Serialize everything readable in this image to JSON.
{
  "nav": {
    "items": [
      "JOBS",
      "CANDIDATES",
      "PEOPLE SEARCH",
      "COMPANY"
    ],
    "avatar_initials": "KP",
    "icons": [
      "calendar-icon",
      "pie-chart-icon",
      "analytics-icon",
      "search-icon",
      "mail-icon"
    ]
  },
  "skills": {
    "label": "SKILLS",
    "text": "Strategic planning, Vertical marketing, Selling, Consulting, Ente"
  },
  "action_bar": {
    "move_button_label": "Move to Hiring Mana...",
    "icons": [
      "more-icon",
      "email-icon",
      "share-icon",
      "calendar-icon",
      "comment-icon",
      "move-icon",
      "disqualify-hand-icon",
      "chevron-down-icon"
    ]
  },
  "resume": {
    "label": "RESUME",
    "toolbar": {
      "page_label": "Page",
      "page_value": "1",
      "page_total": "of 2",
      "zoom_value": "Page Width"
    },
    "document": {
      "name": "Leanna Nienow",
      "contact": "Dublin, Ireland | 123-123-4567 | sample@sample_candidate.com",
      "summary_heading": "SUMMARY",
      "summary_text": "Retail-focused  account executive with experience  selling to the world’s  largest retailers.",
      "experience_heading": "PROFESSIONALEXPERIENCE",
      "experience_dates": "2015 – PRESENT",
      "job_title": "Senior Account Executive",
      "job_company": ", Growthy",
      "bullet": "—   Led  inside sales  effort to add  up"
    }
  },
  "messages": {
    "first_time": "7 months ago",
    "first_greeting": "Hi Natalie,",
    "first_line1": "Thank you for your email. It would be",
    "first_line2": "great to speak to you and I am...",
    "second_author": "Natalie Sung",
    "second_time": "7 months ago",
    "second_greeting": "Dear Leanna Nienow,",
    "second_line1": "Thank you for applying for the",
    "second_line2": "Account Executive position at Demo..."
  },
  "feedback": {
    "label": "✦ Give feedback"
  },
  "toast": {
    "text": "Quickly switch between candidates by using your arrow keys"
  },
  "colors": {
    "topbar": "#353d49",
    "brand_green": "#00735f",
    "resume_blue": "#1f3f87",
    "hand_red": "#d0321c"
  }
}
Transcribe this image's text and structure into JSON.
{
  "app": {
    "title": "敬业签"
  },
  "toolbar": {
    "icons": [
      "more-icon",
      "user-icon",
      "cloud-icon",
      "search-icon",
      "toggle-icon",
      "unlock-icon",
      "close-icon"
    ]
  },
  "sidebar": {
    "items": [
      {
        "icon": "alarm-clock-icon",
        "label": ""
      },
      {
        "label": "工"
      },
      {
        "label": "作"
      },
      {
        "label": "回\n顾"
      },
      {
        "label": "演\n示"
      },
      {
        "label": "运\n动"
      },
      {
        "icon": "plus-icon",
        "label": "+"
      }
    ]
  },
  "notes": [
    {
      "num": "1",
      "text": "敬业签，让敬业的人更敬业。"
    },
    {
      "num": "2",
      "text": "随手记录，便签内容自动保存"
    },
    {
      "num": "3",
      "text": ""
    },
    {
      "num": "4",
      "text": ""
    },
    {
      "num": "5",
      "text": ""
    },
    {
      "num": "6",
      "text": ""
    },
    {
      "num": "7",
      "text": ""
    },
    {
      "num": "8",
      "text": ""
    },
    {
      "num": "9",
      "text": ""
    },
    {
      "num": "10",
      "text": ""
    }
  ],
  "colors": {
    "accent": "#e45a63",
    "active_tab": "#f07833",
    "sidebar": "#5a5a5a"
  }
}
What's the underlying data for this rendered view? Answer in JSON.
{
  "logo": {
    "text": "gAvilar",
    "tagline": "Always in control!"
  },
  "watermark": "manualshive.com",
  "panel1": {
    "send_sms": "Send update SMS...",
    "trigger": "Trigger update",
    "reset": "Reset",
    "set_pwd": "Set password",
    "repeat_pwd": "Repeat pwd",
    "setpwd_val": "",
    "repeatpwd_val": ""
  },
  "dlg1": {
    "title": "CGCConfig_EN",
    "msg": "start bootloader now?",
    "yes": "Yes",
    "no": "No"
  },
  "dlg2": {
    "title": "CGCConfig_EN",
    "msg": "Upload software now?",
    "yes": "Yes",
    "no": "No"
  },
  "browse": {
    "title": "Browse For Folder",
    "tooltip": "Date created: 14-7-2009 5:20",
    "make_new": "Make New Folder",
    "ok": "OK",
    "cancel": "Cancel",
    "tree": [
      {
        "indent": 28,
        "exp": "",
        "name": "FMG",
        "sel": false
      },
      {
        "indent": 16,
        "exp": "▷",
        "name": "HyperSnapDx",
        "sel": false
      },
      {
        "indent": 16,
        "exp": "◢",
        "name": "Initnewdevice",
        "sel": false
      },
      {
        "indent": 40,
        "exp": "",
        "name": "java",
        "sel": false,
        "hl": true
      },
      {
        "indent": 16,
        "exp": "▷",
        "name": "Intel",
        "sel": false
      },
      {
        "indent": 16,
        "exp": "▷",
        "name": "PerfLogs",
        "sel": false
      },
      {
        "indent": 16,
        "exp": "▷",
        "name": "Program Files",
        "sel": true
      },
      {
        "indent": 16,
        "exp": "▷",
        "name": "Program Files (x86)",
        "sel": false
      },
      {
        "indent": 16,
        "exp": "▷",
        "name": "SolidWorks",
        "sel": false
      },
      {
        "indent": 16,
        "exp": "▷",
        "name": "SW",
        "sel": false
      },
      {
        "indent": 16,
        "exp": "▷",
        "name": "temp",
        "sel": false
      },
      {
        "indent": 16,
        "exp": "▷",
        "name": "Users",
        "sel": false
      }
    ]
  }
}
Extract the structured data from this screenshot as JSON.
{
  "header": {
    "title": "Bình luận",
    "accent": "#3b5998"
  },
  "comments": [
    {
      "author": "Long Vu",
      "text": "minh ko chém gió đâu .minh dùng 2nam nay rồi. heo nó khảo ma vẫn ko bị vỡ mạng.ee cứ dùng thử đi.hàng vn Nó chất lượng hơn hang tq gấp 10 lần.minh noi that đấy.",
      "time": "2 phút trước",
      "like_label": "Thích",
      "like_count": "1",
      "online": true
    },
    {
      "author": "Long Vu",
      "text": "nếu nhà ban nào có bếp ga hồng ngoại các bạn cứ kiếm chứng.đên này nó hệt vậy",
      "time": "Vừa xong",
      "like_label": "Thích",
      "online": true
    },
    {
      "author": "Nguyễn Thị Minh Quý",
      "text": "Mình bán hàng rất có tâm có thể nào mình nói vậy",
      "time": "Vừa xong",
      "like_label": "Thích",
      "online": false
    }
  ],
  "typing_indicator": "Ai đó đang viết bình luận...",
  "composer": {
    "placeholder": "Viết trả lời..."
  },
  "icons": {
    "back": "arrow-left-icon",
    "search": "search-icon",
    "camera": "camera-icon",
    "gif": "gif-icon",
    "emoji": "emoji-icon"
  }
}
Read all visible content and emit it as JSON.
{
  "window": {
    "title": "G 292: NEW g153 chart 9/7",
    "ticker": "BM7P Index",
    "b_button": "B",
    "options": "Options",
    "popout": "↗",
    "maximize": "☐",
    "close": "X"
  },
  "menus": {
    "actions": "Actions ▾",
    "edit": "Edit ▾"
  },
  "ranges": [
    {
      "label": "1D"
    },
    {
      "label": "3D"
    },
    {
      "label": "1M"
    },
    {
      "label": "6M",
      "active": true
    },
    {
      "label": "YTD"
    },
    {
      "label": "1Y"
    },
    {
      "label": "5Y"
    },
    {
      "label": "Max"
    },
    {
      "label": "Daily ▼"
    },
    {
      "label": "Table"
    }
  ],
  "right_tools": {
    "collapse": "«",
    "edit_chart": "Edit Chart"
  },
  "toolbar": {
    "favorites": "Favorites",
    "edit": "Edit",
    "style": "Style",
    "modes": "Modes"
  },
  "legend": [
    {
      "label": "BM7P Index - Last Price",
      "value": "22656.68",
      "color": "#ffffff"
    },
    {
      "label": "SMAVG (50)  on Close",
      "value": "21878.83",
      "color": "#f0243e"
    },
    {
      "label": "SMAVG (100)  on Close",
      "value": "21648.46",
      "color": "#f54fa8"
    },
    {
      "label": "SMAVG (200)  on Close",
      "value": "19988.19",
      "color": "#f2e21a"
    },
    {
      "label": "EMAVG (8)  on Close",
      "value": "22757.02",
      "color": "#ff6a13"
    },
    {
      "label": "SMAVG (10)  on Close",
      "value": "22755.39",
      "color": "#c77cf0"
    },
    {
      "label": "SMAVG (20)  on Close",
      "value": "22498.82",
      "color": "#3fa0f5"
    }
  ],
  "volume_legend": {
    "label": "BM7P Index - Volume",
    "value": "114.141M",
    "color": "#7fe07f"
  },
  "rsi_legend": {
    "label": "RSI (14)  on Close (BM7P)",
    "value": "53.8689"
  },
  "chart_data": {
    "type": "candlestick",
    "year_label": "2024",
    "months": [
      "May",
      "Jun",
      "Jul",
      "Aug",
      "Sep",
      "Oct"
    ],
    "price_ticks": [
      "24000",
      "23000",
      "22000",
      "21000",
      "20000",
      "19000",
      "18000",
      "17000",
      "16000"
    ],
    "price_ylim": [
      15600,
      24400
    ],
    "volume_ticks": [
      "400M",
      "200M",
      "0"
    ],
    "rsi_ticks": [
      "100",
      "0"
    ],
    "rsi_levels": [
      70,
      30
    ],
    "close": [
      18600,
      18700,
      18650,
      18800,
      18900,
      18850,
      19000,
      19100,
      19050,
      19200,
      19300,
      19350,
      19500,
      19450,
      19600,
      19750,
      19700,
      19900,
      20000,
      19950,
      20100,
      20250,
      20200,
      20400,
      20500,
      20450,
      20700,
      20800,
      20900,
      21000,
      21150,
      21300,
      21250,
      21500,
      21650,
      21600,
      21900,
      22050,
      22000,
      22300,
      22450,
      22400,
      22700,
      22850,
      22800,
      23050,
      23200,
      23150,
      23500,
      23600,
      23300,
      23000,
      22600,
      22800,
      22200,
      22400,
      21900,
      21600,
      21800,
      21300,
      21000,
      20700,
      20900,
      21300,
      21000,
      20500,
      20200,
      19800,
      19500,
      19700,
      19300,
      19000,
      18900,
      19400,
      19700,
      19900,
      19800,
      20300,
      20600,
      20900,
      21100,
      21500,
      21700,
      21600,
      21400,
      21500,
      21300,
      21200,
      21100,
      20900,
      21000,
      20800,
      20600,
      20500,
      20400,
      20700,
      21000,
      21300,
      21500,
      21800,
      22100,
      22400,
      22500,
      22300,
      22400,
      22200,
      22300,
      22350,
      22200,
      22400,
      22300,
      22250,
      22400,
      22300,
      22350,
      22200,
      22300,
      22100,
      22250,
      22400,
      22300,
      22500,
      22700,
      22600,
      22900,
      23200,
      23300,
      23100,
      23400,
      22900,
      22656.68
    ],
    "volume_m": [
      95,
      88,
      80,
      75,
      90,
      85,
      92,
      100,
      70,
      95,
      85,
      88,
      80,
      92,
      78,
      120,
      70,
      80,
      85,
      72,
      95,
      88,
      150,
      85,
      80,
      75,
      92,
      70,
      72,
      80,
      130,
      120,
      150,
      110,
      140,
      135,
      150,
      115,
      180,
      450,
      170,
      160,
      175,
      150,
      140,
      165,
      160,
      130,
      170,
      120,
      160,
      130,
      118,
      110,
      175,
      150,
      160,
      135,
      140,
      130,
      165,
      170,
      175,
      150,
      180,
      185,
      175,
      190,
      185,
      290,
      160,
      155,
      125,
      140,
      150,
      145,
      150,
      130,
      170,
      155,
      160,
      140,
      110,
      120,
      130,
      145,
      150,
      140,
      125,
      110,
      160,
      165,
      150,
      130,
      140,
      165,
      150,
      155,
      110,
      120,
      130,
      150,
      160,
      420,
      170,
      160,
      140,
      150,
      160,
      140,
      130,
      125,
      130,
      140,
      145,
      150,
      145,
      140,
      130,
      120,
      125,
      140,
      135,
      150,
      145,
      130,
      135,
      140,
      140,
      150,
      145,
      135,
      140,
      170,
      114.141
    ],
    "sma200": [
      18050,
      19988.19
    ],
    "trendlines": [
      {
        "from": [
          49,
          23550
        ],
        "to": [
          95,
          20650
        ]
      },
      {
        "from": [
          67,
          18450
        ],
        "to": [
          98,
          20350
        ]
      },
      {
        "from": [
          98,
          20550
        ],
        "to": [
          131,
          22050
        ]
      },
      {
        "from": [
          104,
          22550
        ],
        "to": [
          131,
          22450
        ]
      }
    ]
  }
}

.....

Copy each line of the records that contains the word "Nienow".

      "name": "Leanna Nienow",
    "second_greeting": "Dear Leanna Nienow,",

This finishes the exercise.